◆ **EXERCISE DATA**:
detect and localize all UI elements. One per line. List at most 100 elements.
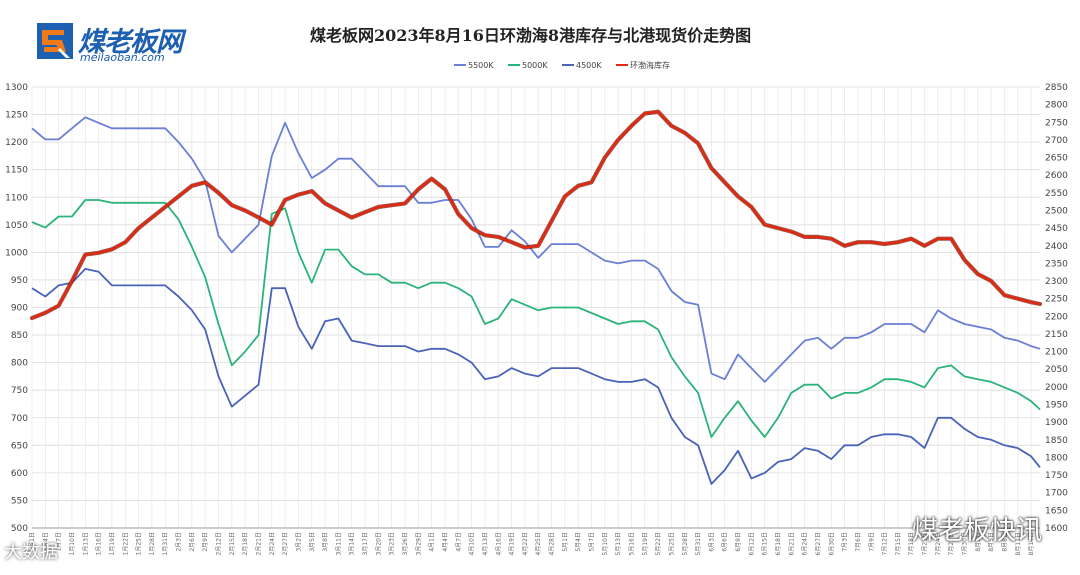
x-tick-label: 2月3日 xyxy=(176,532,183,552)
x-tick-label: 5月16日 xyxy=(628,532,635,555)
brand-logo-sub: meilaoban.com xyxy=(80,51,165,64)
legend: 5500K 5000K 4500K 环渤海库存 xyxy=(454,60,670,70)
y-tick-label: 1300 xyxy=(5,83,28,93)
x-tick-label: 1月25日 xyxy=(136,532,143,555)
x-tick-label: 7月3日 xyxy=(842,532,849,552)
y2-tick-label: 2350 xyxy=(1045,259,1068,269)
x-tick-label: 1月16日 xyxy=(96,532,103,555)
y-tick-label: 700 xyxy=(11,414,28,424)
x-tick-label: 5月10日 xyxy=(602,532,609,555)
x-tick-label: 5月28日 xyxy=(682,532,689,555)
x-tick-label: 1月13日 xyxy=(82,532,89,555)
x-tick-label: 3月29日 xyxy=(415,532,422,555)
y2-tick-label: 2550 xyxy=(1045,189,1068,199)
y-axis-left: 500 550 600 650 700 750 800 850 900 950 1000 1050 11… xyxy=(5,83,28,534)
x-tick-label: 5月13日 xyxy=(615,532,622,555)
x-tick-label: 4月25日 xyxy=(535,532,542,555)
y2-tick-label: 2000 xyxy=(1045,383,1068,393)
x-tick-label: 3月5日 xyxy=(309,532,316,552)
x-tick-label: 4月16日 xyxy=(495,532,502,555)
x-tick-label: 7月30日 xyxy=(962,532,969,555)
legend-label: 环渤海库存 xyxy=(630,60,670,70)
y2-tick-label: 2300 xyxy=(1045,277,1068,287)
y-tick-label: 650 xyxy=(11,441,28,451)
y-tick-label: 950 xyxy=(11,276,28,286)
x-tick-label: 1月10日 xyxy=(69,532,76,555)
y-tick-label: 750 xyxy=(11,386,28,396)
x-tick-label: 5月7日 xyxy=(589,532,596,552)
y2-tick-label: 1600 xyxy=(1045,524,1068,534)
x-tick-label: 4月10日 xyxy=(469,532,476,555)
y2-tick-label: 2200 xyxy=(1045,312,1068,322)
x-tick-label: 1月1日 xyxy=(29,532,36,552)
x-tick-label: 1月28日 xyxy=(149,532,156,555)
x-tick-label: 4月7日 xyxy=(455,532,462,552)
y2-tick-label: 2100 xyxy=(1045,348,1068,358)
x-tick-label: 2月21日 xyxy=(255,532,262,555)
x-tick-label: 7月27日 xyxy=(948,532,955,555)
y-tick-label: 850 xyxy=(11,331,28,341)
x-tick-label: 7月21日 xyxy=(922,532,929,555)
y2-tick-label: 2800 xyxy=(1045,101,1068,111)
x-tick-label: 8月2日 xyxy=(975,532,982,552)
x-tick-label: 2月27日 xyxy=(282,532,289,555)
x-tick-label: 2月24日 xyxy=(269,532,276,555)
x-tick-label: 7月18日 xyxy=(908,532,915,555)
x-tick-label: 3月17日 xyxy=(362,532,369,555)
brand-logo-text: 煤老板网 xyxy=(78,27,183,58)
x-tick-label: 6月6日 xyxy=(722,532,729,552)
y-tick-label: 1100 xyxy=(5,193,28,203)
y-tick-label: 1150 xyxy=(5,166,28,176)
y-tick-label: 800 xyxy=(11,359,28,369)
x-tick-label: 3月23日 xyxy=(389,532,396,555)
y-tick-label: 1250 xyxy=(5,111,28,121)
y-tick-label: 1050 xyxy=(5,221,28,231)
y-tick-label: 600 xyxy=(11,469,28,479)
x-tick-label: 1月19日 xyxy=(109,532,116,555)
y2-tick-label: 2650 xyxy=(1045,154,1068,164)
x-tick-label: 4月1日 xyxy=(429,532,436,552)
series-line-inventory xyxy=(30,110,1042,320)
x-tick-label: 8月8日 xyxy=(1001,532,1008,552)
y2-tick-label: 2500 xyxy=(1045,206,1068,216)
y2-tick-label: 2150 xyxy=(1045,330,1068,340)
x-tick-label: 4月4日 xyxy=(442,532,449,552)
x-tick-label: 6月27日 xyxy=(815,532,822,555)
x-tick-label: 5月25日 xyxy=(668,532,675,555)
x-tick-label: 5月4日 xyxy=(575,532,582,552)
x-tick-label: 8月5日 xyxy=(988,532,995,552)
x-tick-label: 2月18日 xyxy=(242,532,249,555)
x-tick-label: 5月19日 xyxy=(642,532,649,555)
y2-tick-label: 1700 xyxy=(1045,489,1068,499)
y2-tick-label: 1900 xyxy=(1045,418,1068,428)
x-tick-label: 1月31日 xyxy=(162,532,169,555)
y2-tick-label: 1750 xyxy=(1045,471,1068,481)
x-tick-label: 8月14日 xyxy=(1028,532,1035,555)
x-tick-label: 1月4日 xyxy=(42,532,49,552)
x-tick-label: 3月20日 xyxy=(375,532,382,555)
y-tick-label: 1000 xyxy=(5,248,28,258)
x-tick-label: 6月21日 xyxy=(788,532,795,555)
brand-logo-icon xyxy=(37,23,73,59)
x-axis: 1月1日 1月4日 1月7日 1月10日 1月13日 1月16日 1月19日 1月22日 1月2… xyxy=(29,532,1035,555)
x-tick-label: 6月3日 xyxy=(708,532,715,552)
watermark-text: 煤老板快讯 xyxy=(911,516,1042,546)
x-tick-label: 3月2日 xyxy=(295,532,302,552)
x-tick-label: 4月28日 xyxy=(549,532,556,555)
y-tick-label: 900 xyxy=(11,304,28,314)
x-tick-label: 7月6日 xyxy=(855,532,862,552)
x-tick-label: 2月6日 xyxy=(189,532,196,552)
series-line-shadow xyxy=(29,109,1043,321)
series-group xyxy=(29,109,1043,485)
x-tick-label: 4月13日 xyxy=(482,532,489,555)
y2-tick-label: 1950 xyxy=(1045,401,1068,411)
series-line-4500k xyxy=(31,267,1041,485)
legend-label: 4500K xyxy=(576,61,602,70)
y2-tick-label: 2600 xyxy=(1045,171,1068,181)
y-tick-label: 550 xyxy=(11,496,28,506)
x-tick-label: 1月22日 xyxy=(122,532,129,555)
x-tick-label: 2月9日 xyxy=(202,532,209,552)
x-tick-label: 2月15日 xyxy=(229,532,236,555)
x-tick-label: 6月15日 xyxy=(762,532,769,555)
x-tick-label: 8月11日 xyxy=(1015,532,1022,555)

◆ **WHAT THIS TASK INVOLVES**:
Return every line of the records above, character for character, and leave out the pictures.

◆ **RESULT**:
detect and localize all UI elements. One per line. List at most 100 elements.
x-tick-label: 2月3日 xyxy=(176,532,183,552)
x-tick-label: 5月16日 xyxy=(628,532,635,555)
brand-logo-sub: meilaoban.com xyxy=(80,51,165,64)
legend: 5500K 5000K 4500K 环渤海库存 xyxy=(454,60,670,70)
y-tick-label: 1300 xyxy=(5,83,28,93)
x-tick-label: 1月25日 xyxy=(136,532,143,555)
x-tick-label: 7月3日 xyxy=(842,532,849,552)
y2-tick-label: 2350 xyxy=(1045,259,1068,269)
x-tick-label: 1月16日 xyxy=(96,532,103,555)
y-tick-label: 700 xyxy=(11,414,28,424)
x-tick-label: 5月10日 xyxy=(602,532,609,555)
x-tick-label: 5月28日 xyxy=(682,532,689,555)
x-tick-label: 1月13日 xyxy=(82,532,89,555)
x-tick-label: 3月29日 xyxy=(415,532,422,555)
y2-tick-label: 2550 xyxy=(1045,189,1068,199)
y-axis-left: 500 550 600 650 700 750 800 850 900 950 1000 1050 11… xyxy=(5,83,28,534)
x-tick-label: 5月13日 xyxy=(615,532,622,555)
x-tick-label: 4月25日 xyxy=(535,532,542,555)
y2-tick-label: 2000 xyxy=(1045,383,1068,393)
x-tick-label: 3月5日 xyxy=(309,532,316,552)
x-tick-label: 4月16日 xyxy=(495,532,502,555)
x-tick-label: 7月30日 xyxy=(962,532,969,555)
legend-label: 环渤海库存 xyxy=(630,60,670,70)
y2-tick-label: 2300 xyxy=(1045,277,1068,287)
y-tick-label: 650 xyxy=(11,441,28,451)
y-tick-label: 950 xyxy=(11,276,28,286)
x-tick-label: 1月10日 xyxy=(69,532,76,555)
y-tick-label: 750 xyxy=(11,386,28,396)
x-tick-label: 5月7日 xyxy=(589,532,596,552)
y2-tick-label: 1600 xyxy=(1045,524,1068,534)
x-tick-label: 4月10日 xyxy=(469,532,476,555)
y2-tick-label: 2200 xyxy=(1045,312,1068,322)
x-tick-label: 1月1日 xyxy=(29,532,36,552)
x-tick-label: 1月28日 xyxy=(149,532,156,555)
x-tick-label: 4月7日 xyxy=(455,532,462,552)
y2-tick-label: 2100 xyxy=(1045,348,1068,358)
x-tick-label: 2月21日 xyxy=(255,532,262,555)
x-tick-label: 7月27日 xyxy=(948,532,955,555)
y-tick-label: 850 xyxy=(11,331,28,341)
x-tick-label: 7月21日 xyxy=(922,532,929,555)
y2-tick-label: 2800 xyxy=(1045,101,1068,111)
x-tick-label: 8月2日 xyxy=(975,532,982,552)
x-tick-label: 2月27日 xyxy=(282,532,289,555)
x-tick-label: 2月24日 xyxy=(269,532,276,555)
x-tick-label: 7月18日 xyxy=(908,532,915,555)
x-tick-label: 3月17日 xyxy=(362,532,369,555)
brand-logo-text: 煤老板网 xyxy=(78,27,183,58)
x-tick-label: 6月6日 xyxy=(722,532,729,552)
y-tick-label: 1100 xyxy=(5,193,28,203)
y-tick-label: 1150 xyxy=(5,166,28,176)
y-tick-label: 800 xyxy=(11,359,28,369)
x-tick-label: 3月23日 xyxy=(389,532,396,555)
y-tick-label: 1250 xyxy=(5,111,28,121)
y-tick-label: 1050 xyxy=(5,221,28,231)
y-tick-label: 600 xyxy=(11,469,28,479)
x-tick-label: 1月19日 xyxy=(109,532,116,555)
y2-tick-label: 2650 xyxy=(1045,154,1068,164)
x-tick-label: 4月1日 xyxy=(429,532,436,552)
series-line-inventory xyxy=(30,110,1042,320)
x-tick-label: 8月8日 xyxy=(1001,532,1008,552)
y2-tick-label: 2500 xyxy=(1045,206,1068,216)
y2-tick-label: 2150 xyxy=(1045,330,1068,340)
x-tick-label: 4月4日 xyxy=(442,532,449,552)
x-tick-label: 6月27日 xyxy=(815,532,822,555)
x-tick-label: 5月25日 xyxy=(668,532,675,555)
x-tick-label: 5月4日 xyxy=(575,532,582,552)
x-tick-label: 8月5日 xyxy=(988,532,995,552)
x-tick-label: 2月18日 xyxy=(242,532,249,555)
x-tick-label: 5月19日 xyxy=(642,532,649,555)
y2-tick-label: 1700 xyxy=(1045,489,1068,499)
y2-tick-label: 1900 xyxy=(1045,418,1068,428)
x-tick-label: 1月31日 xyxy=(162,532,169,555)
y2-tick-label: 1750 xyxy=(1045,471,1068,481)
x-tick-label: 8月14日 xyxy=(1028,532,1035,555)
x-tick-label: 1月4日 xyxy=(42,532,49,552)
x-tick-label: 3月20日 xyxy=(375,532,382,555)
y-tick-label: 1000 xyxy=(5,248,28,258)
x-tick-label: 6月21日 xyxy=(788,532,795,555)
brand-logo-icon xyxy=(37,23,73,59)
x-axis: 1月1日 1月4日 1月7日 1月10日 1月13日 1月16日 1月19日 1月22日 1月2… xyxy=(29,532,1035,555)
x-tick-label: 6月3日 xyxy=(708,532,715,552)
watermark-text: 煤老板快讯 xyxy=(911,516,1042,546)
x-tick-label: 3月2日 xyxy=(295,532,302,552)
x-tick-label: 4月28日 xyxy=(549,532,556,555)
y-tick-label: 900 xyxy=(11,304,28,314)
x-tick-label: 7月6日 xyxy=(855,532,862,552)
x-tick-label: 2月6日 xyxy=(189,532,196,552)
series-line-shadow xyxy=(29,109,1043,321)
series-group xyxy=(29,109,1043,485)
x-tick-label: 4月13日 xyxy=(482,532,489,555)
y2-tick-label: 1950 xyxy=(1045,401,1068,411)
series-line-4500k xyxy=(31,267,1041,485)
legend-label: 4500K xyxy=(576,61,602,70)
y2-tick-label: 2600 xyxy=(1045,171,1068,181)
y-tick-label: 550 xyxy=(11,496,28,506)
x-tick-label: 1月22日 xyxy=(122,532,129,555)
x-tick-label: 2月9日 xyxy=(202,532,209,552)
x-tick-label: 2月15日 xyxy=(229,532,236,555)
x-tick-label: 6月15日 xyxy=(762,532,769,555)
x-tick-label: 8月11日 xyxy=(1015,532,1022,555)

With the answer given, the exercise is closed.